(Stored data)
■ ■ ■ ■

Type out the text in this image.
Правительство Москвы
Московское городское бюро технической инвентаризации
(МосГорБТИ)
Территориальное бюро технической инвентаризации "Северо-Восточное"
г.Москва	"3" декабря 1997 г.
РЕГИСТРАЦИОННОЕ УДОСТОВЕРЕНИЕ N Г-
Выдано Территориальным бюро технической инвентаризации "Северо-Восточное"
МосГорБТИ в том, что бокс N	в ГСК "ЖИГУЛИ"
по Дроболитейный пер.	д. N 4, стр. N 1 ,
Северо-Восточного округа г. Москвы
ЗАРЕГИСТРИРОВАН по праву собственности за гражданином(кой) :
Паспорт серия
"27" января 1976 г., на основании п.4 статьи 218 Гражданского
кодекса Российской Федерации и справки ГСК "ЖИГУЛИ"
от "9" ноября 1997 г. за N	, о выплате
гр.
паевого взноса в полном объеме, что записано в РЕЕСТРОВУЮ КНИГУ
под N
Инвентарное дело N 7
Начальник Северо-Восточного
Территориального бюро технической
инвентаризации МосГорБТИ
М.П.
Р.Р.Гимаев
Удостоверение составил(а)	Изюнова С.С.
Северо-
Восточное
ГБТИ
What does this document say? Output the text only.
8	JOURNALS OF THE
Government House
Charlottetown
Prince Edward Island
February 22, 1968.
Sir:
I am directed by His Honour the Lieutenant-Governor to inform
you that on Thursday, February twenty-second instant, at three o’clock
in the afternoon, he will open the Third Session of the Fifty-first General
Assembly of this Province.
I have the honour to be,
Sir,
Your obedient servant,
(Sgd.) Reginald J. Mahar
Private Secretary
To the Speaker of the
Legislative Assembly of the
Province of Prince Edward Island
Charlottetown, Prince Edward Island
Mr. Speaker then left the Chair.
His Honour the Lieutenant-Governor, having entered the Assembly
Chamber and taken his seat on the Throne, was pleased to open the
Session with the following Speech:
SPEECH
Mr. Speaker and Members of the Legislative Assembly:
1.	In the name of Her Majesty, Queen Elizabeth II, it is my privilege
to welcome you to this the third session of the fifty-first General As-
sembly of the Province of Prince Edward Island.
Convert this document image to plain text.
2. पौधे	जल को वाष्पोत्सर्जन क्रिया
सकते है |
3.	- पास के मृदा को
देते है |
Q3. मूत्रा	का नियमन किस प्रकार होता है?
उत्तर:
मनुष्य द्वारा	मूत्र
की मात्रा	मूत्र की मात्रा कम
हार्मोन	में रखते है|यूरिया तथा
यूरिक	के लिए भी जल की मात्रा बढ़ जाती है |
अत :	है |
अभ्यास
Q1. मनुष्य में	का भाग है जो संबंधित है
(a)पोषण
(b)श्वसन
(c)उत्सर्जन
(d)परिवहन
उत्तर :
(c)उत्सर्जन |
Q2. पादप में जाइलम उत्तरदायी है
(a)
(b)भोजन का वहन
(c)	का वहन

■ ■ ■ ■

The data above must be returned in full, exactly as written.

» EXERCISE RESPONSE:
Type out the text in this image.
Правительство Москвы
Московское городское бюро технической инвентаризации
(МосГорБТИ)
Территориальное бюро технической инвентаризации "Северо-Восточное"
г.Москва	"3" декабря 1997 г.
РЕГИСТРАЦИОННОЕ УДОСТОВЕРЕНИЕ N Г-
Выдано Территориальным бюро технической инвентаризации "Северо-Восточное"
МосГорБТИ в том, что бокс N	в ГСК "ЖИГУЛИ"
по Дроболитейный пер.	д. N 4, стр. N 1 ,
Северо-Восточного округа г. Москвы
ЗАРЕГИСТРИРОВАН по праву собственности за гражданином(кой) :
Паспорт серия
"27" января 1976 г., на основании п.4 статьи 218 Гражданского
кодекса Российской Федерации и справки ГСК "ЖИГУЛИ"
от "9" ноября 1997 г. за N	, о выплате
гр.
паевого взноса в полном объеме, что записано в РЕЕСТРОВУЮ КНИГУ
под N
Инвентарное дело N 7
Начальник Северо-Восточного
Территориального бюро технической
инвентаризации МосГорБТИ
М.П.
Р.Р.Гимаев
Удостоверение составил(а)	Изюнова С.С.
Северо-
Восточное
ГБТИ
What does this document say? Output the text only.
8	JOURNALS OF THE
Government House
Charlottetown
Prince Edward Island
February 22, 1968.
Sir:
I am directed by His Honour the Lieutenant-Governor to inform
you that on Thursday, February twenty-second instant, at three o’clock
in the afternoon, he will open the Third Session of the Fifty-first General
Assembly of this Province.
I have the honour to be,
Sir,
Your obedient servant,
(Sgd.) Reginald J. Mahar
Private Secretary
To the Speaker of the
Legislative Assembly of the
Province of Prince Edward Island
Charlottetown, Prince Edward Island
Mr. Speaker then left the Chair.
His Honour the Lieutenant-Governor, having entered the Assembly
Chamber and taken his seat on the Throne, was pleased to open the
Session with the following Speech:
SPEECH
Mr. Speaker and Members of the Legislative Assembly:
1.	In the name of Her Majesty, Queen Elizabeth II, it is my privilege
to welcome you to this the third session of the fifty-first General As-
sembly of the Province of Prince Edward Island.
Convert this document image to plain text.
2. पौधे	जल को वाष्पोत्सर्जन क्रिया
सकते है |
3.	- पास के मृदा को
देते है |
Q3. मूत्रा	का नियमन किस प्रकार होता है?
उत्तर:
मनुष्य द्वारा	मूत्र
की मात्रा	मूत्र की मात्रा कम
हार्मोन	में रखते है|यूरिया तथा
यूरिक	के लिए भी जल की मात्रा बढ़ जाती है |
अत :	है |
अभ्यास
Q1. मनुष्य में	का भाग है जो संबंधित है
(a)पोषण
(b)श्वसन
(c)उत्सर्जन
(d)परिवहन
उत्तर :
(c)उत्सर्जन |
Q2. पादप में जाइलम उत्तरदायी है
(a)
(b)भोजन का वहन
(c)	का वहन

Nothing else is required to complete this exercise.